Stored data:
>>>
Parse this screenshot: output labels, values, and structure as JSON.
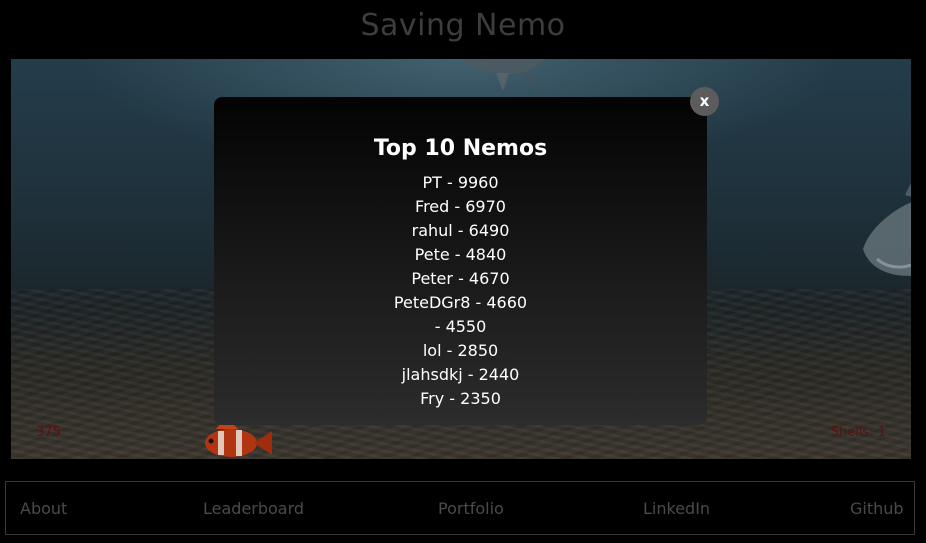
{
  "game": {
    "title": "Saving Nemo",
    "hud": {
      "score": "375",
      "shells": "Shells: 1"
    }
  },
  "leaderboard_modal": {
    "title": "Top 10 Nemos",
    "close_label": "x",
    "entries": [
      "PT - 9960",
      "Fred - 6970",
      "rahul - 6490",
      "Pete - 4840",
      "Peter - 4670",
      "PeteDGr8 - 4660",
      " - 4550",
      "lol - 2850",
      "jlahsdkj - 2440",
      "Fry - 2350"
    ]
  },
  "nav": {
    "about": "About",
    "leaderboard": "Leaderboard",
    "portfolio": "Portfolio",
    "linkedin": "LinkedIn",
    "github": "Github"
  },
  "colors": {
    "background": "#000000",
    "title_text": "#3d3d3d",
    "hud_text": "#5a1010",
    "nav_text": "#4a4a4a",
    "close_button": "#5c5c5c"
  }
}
<<<
>>>
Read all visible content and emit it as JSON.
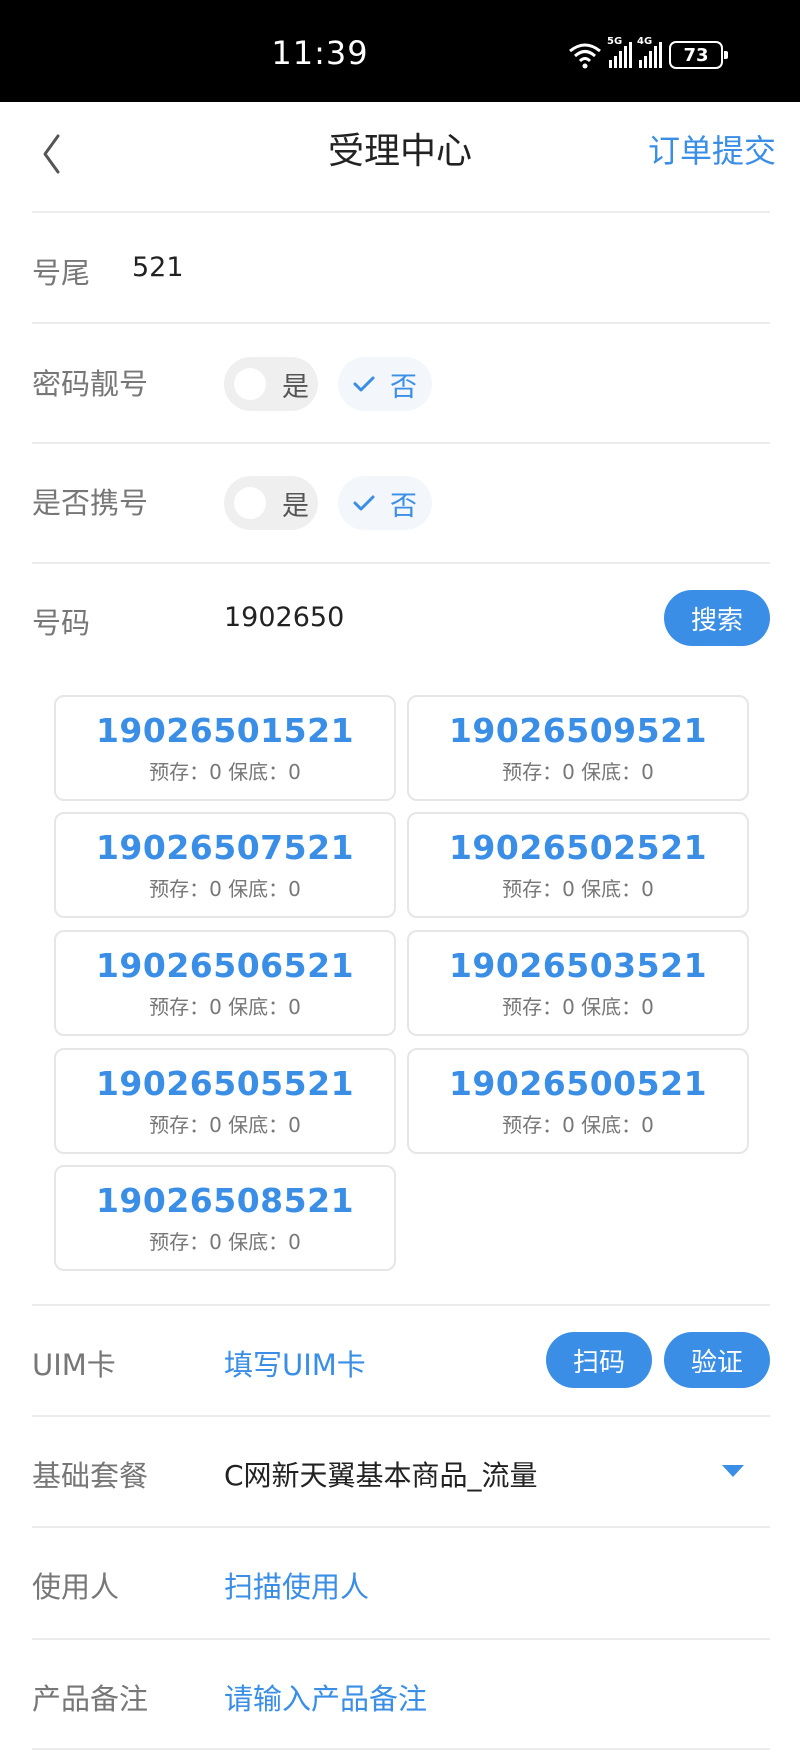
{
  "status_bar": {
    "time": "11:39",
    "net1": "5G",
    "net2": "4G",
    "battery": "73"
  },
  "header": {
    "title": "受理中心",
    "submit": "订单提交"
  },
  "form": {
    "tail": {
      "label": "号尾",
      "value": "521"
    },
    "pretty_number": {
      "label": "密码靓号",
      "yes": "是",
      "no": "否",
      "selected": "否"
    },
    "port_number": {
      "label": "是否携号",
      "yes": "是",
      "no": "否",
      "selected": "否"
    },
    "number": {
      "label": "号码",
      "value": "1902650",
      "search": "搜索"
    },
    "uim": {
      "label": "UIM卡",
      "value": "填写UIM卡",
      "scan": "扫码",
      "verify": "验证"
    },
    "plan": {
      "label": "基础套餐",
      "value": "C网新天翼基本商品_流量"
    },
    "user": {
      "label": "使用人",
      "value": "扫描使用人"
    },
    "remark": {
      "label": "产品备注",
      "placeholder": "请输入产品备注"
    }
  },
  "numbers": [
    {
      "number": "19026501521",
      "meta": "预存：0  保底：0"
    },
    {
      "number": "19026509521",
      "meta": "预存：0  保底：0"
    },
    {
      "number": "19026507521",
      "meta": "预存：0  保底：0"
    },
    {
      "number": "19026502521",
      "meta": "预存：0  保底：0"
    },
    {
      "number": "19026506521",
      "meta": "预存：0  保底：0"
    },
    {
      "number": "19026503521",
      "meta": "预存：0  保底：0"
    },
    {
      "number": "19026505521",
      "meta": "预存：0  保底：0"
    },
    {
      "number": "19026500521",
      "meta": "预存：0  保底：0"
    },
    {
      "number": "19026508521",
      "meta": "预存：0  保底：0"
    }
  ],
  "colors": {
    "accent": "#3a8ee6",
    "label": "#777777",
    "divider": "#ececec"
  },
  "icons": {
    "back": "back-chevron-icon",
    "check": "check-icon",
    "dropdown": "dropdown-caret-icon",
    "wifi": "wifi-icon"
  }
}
<<<
>>>
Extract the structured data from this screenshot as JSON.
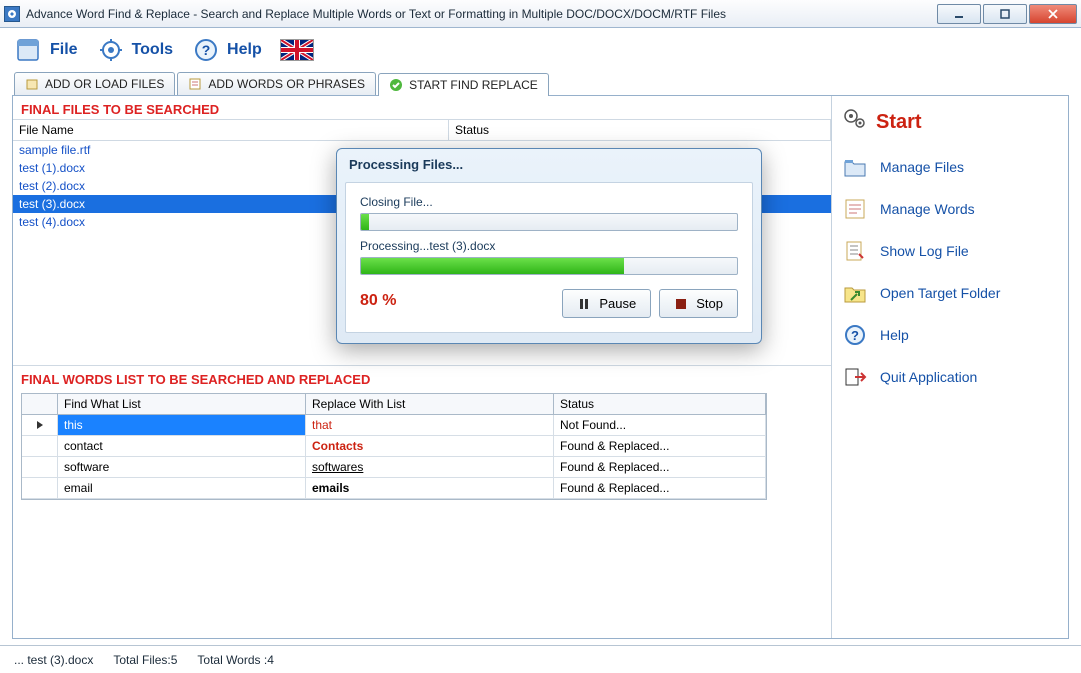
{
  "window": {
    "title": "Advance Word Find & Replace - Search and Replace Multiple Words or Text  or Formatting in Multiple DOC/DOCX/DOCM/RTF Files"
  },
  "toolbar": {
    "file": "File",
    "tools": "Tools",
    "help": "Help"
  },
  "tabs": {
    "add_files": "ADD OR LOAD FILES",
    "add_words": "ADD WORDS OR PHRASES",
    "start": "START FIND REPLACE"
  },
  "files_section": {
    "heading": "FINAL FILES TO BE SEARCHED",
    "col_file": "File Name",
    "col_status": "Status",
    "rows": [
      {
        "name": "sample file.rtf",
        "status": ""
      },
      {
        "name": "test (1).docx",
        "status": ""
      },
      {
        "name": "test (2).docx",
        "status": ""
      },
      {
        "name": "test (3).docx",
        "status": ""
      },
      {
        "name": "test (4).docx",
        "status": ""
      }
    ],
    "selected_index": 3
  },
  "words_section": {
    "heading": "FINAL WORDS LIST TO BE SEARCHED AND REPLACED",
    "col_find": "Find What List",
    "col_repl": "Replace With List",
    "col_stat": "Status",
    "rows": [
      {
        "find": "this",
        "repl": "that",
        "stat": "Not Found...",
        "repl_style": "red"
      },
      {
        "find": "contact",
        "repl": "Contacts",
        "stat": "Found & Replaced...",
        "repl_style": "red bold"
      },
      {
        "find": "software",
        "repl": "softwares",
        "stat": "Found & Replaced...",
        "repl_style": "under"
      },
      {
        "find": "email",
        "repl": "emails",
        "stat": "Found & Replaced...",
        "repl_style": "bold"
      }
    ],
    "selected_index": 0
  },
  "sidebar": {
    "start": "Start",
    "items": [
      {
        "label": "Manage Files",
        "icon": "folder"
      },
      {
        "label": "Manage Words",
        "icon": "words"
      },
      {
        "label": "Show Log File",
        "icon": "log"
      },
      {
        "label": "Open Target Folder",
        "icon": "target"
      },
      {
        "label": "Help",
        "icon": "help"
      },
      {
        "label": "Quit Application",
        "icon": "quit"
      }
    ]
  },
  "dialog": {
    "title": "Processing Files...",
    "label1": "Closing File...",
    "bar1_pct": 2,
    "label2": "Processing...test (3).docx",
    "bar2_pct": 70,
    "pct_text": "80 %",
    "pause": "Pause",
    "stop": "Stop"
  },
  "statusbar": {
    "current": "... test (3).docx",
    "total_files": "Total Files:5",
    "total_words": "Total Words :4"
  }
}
<<<
## THE TASK
State the number of lines in these entries that include the string "JSON". Provide nothing beyond that number.

## RESPONSE TO THE EXERCISE
3